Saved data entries
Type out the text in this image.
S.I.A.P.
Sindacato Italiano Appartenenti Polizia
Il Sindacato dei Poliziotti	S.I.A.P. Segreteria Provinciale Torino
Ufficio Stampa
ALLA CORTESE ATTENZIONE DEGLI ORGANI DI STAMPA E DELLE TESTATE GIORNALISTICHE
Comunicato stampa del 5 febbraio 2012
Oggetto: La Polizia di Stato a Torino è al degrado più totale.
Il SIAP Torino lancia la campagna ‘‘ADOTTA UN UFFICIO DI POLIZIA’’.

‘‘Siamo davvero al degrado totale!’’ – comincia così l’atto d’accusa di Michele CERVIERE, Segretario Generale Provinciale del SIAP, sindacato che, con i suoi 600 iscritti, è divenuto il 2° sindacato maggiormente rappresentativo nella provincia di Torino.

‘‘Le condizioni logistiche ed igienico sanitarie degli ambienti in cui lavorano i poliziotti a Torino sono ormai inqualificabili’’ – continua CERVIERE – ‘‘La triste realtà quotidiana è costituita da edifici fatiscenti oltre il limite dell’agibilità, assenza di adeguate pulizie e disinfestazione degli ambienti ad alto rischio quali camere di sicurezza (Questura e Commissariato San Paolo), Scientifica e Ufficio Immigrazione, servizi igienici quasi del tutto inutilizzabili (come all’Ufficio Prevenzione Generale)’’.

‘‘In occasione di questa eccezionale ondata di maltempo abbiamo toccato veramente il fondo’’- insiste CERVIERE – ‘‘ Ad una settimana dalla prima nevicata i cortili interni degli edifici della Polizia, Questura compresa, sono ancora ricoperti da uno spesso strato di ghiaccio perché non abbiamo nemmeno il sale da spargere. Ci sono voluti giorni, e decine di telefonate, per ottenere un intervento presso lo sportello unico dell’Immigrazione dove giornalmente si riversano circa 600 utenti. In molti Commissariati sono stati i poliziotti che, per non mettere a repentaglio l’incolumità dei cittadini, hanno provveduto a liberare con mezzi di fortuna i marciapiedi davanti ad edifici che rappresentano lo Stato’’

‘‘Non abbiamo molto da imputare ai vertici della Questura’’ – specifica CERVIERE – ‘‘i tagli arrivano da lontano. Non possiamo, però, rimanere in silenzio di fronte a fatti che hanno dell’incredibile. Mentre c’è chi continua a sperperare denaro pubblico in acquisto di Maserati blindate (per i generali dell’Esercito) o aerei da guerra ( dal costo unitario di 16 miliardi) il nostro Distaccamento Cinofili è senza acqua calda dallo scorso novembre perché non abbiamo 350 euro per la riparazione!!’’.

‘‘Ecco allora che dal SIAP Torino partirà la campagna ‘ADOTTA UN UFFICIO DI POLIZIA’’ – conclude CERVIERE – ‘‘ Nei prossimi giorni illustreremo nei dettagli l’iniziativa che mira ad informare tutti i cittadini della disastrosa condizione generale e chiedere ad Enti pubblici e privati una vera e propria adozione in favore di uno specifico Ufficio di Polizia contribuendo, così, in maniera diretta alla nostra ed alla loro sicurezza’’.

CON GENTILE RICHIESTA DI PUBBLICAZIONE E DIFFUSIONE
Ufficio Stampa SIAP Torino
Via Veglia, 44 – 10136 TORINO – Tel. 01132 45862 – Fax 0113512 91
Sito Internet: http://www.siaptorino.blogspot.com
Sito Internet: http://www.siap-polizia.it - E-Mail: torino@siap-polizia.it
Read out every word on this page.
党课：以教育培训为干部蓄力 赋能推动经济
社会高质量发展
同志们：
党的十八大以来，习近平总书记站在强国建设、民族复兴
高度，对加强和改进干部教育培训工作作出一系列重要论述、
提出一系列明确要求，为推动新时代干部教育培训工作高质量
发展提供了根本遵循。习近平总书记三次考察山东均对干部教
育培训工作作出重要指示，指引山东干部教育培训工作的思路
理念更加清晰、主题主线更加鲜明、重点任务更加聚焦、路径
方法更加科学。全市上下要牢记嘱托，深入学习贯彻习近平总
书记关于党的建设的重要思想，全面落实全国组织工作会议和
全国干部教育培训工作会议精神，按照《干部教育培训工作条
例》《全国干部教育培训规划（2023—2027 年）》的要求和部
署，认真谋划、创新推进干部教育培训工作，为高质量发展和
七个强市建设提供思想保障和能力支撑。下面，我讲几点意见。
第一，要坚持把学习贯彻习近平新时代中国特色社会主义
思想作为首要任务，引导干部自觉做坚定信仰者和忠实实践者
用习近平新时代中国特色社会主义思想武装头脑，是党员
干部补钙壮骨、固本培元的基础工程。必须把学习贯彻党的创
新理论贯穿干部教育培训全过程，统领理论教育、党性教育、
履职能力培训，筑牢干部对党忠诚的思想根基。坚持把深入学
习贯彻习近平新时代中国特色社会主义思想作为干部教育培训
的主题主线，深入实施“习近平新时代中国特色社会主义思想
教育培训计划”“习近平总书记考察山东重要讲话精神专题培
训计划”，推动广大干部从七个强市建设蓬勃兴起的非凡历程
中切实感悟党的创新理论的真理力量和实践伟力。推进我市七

SET TASK: Starting at the line that contains "Read out every word on this page.", copy each line exactly through the end of the listing above. Include that first line and the last one, and add nothing.

WRITTEN RESPONSE:
Read out every word on this page.
党课：以教育培训为干部蓄力 赋能推动经济
社会高质量发展
同志们：
党的十八大以来，习近平总书记站在强国建设、民族复兴
高度，对加强和改进干部教育培训工作作出一系列重要论述、
提出一系列明确要求，为推动新时代干部教育培训工作高质量
发展提供了根本遵循。习近平总书记三次考察山东均对干部教
育培训工作作出重要指示，指引山东干部教育培训工作的思路
理念更加清晰、主题主线更加鲜明、重点任务更加聚焦、路径
方法更加科学。全市上下要牢记嘱托，深入学习贯彻习近平总
书记关于党的建设的重要思想，全面落实全国组织工作会议和
全国干部教育培训工作会议精神，按照《干部教育培训工作条
例》《全国干部教育培训规划（2023—2027 年）》的要求和部
署，认真谋划、创新推进干部教育培训工作，为高质量发展和
七个强市建设提供思想保障和能力支撑。下面，我讲几点意见。
第一，要坚持把学习贯彻习近平新时代中国特色社会主义
思想作为首要任务，引导干部自觉做坚定信仰者和忠实实践者
用习近平新时代中国特色社会主义思想武装头脑，是党员
干部补钙壮骨、固本培元的基础工程。必须把学习贯彻党的创
新理论贯穿干部教育培训全过程，统领理论教育、党性教育、
履职能力培训，筑牢干部对党忠诚的思想根基。坚持把深入学
习贯彻习近平新时代中国特色社会主义思想作为干部教育培训
的主题主线，深入实施“习近平新时代中国特色社会主义思想
教育培训计划”“习近平总书记考察山东重要讲话精神专题培
训计划”，推动广大干部从七个强市建设蓬勃兴起的非凡历程
中切实感悟党的创新理论的真理力量和实践伟力。推进我市七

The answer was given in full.